DATA IN THIS EXERCISE:
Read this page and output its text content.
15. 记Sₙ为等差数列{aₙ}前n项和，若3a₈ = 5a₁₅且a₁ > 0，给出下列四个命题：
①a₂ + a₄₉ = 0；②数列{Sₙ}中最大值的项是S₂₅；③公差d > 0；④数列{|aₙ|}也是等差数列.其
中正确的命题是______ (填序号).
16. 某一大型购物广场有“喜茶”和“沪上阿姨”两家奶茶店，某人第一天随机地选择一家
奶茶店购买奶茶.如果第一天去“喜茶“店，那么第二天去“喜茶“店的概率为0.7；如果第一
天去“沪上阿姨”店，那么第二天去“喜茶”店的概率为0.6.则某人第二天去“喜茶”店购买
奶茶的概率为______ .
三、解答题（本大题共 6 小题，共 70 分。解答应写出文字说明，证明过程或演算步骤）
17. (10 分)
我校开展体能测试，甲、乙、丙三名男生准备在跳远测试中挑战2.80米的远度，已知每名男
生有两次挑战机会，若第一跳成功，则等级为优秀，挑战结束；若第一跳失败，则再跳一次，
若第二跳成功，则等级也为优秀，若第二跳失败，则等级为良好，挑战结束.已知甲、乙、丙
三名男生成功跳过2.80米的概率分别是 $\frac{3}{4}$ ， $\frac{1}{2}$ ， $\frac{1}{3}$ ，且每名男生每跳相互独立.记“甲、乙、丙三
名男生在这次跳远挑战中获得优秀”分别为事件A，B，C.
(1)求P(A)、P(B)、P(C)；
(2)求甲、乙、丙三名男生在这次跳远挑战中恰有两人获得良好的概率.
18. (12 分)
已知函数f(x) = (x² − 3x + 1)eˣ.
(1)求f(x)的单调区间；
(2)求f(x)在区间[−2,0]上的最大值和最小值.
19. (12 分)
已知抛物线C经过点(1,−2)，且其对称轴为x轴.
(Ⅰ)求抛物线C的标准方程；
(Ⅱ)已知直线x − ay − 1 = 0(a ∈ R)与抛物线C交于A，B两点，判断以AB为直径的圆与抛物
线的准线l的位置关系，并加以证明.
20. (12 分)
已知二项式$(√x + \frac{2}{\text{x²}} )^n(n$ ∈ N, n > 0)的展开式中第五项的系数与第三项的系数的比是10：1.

WHAT YOU WILL DO:
Find the word "那么第二天去" and list each line it appears in.

REPLY:
奶茶店购买奶茶.如果第一天去“喜茶“店，那么第二天去“喜茶“店的概率为0.7；如果第一
天去“沪上阿姨”店，那么第二天去“喜茶”店的概率为0.6.则某人第二天去“喜茶”店购买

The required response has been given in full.